Exercise instructions: Pictures in the records should not be copied, but every other part must be repeated exactly.
-.-.-
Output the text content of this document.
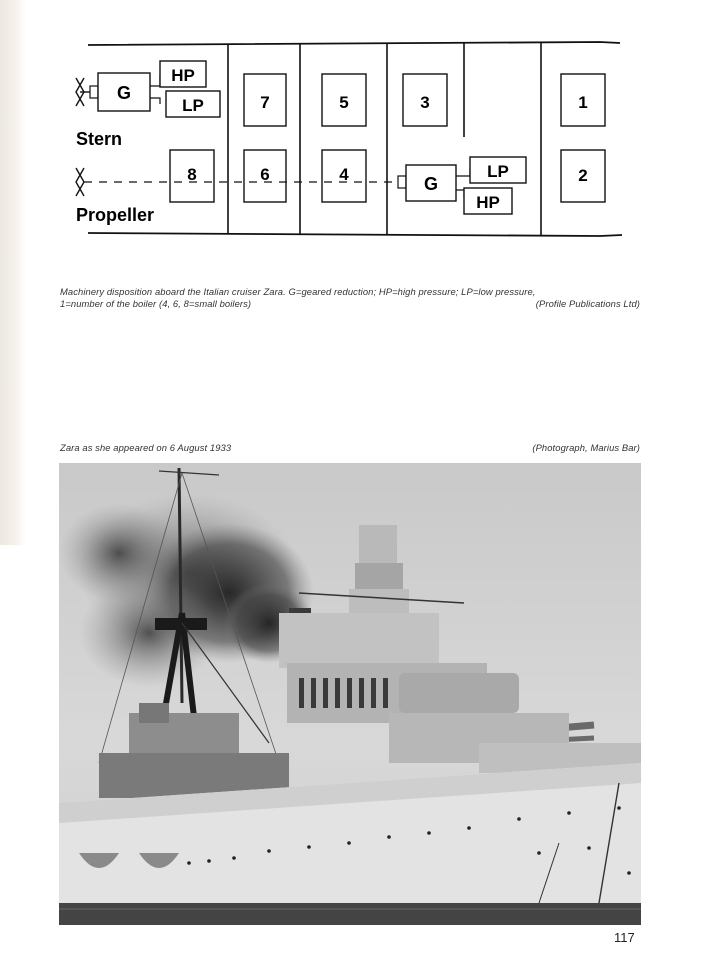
7	5	3	1
8	6	4	2
G
HP
LP
Stern
G
LP
HP
Propeller
Machinery disposition aboard the Italian cruiser Zara. G=geared reduction; HP=high pressure; LP=low pressure,
1=number of the boiler (4, 6, 8=small boilers)	(Profile Publications Ltd)
Zara as she appeared on 6 August 1933	(Photograph, Marius Bar)
117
-.-.-
Completed exercise:
Output the text content of this document.
7	5	3	1
8	6	4	2
G
HP
LP
Stern
G
LP
HP
Propeller
Machinery disposition aboard the Italian cruiser Zara. G=geared reduction; HP=high pressure; LP=low pressure,
1=number of the boiler (4, 6, 8=small boilers)	(Profile Publications Ltd)
Zara as she appeared on 6 August 1933	(Photograph, Marius Bar)
117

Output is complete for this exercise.